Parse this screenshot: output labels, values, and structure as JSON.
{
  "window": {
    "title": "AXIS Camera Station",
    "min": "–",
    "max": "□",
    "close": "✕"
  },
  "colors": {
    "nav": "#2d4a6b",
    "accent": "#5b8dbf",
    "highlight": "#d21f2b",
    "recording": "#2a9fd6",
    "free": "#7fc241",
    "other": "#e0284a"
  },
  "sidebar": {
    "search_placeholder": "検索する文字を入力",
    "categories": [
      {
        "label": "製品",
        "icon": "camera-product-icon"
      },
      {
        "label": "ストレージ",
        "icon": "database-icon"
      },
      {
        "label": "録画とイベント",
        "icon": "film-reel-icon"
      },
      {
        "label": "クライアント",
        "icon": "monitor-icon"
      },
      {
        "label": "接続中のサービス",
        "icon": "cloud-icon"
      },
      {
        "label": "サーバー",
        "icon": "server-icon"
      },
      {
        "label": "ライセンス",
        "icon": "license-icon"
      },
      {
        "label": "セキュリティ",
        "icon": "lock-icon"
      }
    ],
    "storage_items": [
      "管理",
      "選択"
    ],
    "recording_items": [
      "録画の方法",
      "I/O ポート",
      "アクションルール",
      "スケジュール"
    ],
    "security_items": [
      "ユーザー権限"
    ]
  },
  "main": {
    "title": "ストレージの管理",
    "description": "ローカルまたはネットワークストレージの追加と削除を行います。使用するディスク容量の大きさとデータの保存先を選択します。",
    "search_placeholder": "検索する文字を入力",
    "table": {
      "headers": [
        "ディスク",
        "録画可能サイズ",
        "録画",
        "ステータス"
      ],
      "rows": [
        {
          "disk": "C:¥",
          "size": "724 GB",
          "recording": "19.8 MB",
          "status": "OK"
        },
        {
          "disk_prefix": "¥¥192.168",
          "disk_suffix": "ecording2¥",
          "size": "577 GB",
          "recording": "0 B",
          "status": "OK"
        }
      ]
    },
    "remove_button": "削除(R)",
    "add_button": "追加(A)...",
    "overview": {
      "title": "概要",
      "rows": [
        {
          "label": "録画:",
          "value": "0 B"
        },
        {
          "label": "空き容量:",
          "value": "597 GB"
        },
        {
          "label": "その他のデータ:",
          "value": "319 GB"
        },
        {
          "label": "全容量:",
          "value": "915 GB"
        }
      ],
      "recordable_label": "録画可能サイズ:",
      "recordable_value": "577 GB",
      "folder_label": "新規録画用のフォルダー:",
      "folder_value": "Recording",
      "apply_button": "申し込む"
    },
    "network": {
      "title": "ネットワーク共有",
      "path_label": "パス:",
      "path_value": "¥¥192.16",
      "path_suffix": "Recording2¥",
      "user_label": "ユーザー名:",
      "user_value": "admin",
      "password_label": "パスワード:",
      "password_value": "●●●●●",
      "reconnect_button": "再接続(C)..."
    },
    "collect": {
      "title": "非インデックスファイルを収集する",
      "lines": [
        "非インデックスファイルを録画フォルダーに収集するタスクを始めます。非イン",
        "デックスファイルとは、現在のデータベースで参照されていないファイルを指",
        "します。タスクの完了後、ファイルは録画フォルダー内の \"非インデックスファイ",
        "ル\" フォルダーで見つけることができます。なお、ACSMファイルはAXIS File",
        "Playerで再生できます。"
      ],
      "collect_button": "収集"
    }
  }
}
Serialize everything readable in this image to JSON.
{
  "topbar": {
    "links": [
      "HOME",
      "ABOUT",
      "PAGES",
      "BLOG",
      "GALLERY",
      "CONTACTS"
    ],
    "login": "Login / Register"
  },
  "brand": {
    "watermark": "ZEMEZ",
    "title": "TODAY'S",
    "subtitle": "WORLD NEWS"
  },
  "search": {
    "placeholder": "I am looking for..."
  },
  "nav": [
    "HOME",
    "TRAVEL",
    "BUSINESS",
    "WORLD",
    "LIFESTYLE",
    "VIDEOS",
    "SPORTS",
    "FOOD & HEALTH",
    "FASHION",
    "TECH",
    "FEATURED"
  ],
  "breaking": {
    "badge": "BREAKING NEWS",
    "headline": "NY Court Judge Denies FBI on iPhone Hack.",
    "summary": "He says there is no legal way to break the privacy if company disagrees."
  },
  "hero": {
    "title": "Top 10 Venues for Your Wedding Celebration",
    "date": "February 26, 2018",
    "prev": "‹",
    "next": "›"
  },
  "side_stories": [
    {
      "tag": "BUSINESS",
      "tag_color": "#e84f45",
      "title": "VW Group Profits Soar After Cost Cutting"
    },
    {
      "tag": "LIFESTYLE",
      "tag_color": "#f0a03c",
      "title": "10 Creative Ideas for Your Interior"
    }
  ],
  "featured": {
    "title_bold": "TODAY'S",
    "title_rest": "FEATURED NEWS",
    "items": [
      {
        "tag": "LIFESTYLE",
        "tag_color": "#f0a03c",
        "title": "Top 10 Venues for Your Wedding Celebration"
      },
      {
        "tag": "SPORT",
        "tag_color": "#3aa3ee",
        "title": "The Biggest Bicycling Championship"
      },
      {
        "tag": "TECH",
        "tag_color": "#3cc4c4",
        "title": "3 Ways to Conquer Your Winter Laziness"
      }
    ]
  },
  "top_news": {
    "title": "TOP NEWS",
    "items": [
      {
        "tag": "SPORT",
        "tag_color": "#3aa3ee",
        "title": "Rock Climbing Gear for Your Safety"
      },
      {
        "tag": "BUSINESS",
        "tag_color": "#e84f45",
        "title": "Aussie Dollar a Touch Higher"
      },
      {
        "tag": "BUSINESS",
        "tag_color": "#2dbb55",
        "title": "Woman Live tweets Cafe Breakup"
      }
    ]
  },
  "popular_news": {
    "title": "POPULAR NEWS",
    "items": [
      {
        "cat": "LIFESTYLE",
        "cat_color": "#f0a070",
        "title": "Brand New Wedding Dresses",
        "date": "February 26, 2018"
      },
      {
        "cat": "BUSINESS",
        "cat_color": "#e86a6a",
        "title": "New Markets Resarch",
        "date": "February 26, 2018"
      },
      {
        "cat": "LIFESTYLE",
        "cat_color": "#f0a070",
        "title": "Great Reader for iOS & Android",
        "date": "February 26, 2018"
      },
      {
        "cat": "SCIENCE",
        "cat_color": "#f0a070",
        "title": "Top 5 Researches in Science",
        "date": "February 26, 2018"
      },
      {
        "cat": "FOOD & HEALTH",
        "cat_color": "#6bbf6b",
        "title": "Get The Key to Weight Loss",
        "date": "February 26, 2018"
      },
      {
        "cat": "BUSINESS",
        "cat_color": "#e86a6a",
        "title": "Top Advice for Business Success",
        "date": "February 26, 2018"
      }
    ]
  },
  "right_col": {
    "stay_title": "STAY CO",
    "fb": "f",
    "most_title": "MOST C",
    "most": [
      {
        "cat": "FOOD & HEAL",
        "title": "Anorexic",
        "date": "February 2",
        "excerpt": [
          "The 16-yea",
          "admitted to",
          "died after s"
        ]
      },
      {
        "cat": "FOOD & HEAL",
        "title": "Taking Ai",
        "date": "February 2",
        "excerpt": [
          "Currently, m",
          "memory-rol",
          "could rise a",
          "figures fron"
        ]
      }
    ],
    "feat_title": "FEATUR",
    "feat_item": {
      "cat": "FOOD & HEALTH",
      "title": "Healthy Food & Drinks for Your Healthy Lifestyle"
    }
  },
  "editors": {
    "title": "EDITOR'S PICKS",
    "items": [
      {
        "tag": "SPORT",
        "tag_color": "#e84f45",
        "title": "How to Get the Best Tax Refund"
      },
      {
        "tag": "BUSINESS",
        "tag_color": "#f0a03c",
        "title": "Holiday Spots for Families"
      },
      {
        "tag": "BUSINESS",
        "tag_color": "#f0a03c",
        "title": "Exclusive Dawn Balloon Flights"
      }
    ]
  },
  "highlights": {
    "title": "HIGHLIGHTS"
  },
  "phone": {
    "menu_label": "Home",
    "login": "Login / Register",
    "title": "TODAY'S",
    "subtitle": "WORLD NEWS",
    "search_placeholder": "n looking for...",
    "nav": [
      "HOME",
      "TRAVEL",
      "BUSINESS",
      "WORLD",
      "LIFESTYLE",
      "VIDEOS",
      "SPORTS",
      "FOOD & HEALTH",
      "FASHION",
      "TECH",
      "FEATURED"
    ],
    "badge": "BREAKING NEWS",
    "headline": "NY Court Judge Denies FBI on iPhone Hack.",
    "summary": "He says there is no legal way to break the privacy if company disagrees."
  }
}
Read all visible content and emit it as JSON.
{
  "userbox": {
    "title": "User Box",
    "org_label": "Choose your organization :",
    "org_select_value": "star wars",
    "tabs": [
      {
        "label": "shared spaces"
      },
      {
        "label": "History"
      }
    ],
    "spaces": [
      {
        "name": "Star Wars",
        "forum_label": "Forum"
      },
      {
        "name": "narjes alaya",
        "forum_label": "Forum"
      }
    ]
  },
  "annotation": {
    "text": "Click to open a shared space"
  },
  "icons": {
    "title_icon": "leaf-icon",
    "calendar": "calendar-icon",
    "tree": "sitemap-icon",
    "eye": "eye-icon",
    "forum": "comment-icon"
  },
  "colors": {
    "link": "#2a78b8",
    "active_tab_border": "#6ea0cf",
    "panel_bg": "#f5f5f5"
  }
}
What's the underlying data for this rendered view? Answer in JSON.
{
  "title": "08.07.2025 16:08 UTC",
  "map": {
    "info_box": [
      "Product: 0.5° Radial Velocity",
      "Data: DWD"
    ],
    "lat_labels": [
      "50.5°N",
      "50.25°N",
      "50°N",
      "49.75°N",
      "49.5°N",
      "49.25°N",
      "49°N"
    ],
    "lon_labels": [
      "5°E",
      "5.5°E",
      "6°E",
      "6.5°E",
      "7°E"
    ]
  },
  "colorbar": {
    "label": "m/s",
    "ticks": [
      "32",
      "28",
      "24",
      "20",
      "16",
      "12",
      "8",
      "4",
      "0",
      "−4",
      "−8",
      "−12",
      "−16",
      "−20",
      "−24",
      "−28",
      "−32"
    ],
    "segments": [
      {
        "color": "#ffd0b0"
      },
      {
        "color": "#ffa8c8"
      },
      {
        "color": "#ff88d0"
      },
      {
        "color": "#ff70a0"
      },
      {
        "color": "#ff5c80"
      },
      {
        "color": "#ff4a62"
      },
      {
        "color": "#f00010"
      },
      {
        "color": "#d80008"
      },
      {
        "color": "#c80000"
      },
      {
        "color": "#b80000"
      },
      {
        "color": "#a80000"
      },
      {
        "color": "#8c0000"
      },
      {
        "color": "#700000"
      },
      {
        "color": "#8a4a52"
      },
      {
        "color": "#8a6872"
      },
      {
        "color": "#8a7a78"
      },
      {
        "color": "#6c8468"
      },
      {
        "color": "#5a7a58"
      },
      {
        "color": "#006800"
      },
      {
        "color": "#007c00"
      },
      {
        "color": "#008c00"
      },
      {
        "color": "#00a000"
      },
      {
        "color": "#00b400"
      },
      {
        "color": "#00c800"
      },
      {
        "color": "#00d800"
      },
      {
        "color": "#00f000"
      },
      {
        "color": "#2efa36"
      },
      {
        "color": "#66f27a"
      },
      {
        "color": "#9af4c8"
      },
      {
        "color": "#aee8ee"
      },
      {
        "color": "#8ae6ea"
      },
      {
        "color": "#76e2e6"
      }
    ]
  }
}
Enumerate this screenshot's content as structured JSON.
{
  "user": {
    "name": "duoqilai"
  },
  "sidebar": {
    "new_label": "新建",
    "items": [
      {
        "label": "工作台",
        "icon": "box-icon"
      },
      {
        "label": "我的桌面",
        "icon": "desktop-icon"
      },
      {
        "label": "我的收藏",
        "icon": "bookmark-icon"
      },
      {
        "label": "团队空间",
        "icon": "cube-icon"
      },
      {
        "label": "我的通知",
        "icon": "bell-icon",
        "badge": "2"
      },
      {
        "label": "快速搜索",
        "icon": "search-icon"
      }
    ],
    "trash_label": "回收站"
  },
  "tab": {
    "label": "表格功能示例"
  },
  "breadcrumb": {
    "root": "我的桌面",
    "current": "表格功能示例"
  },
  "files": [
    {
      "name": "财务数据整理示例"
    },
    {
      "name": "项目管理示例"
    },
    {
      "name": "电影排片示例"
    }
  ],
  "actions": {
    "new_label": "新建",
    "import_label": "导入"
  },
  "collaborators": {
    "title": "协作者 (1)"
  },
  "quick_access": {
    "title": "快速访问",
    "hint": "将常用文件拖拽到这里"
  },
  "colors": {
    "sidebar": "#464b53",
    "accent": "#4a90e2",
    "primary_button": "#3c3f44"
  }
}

------------------------------------------------------------

§ PROBLEM REQUIREMENTS: Count the lines above that contain the word "Login", and reply with only that number.

§ FINAL RESULT: 2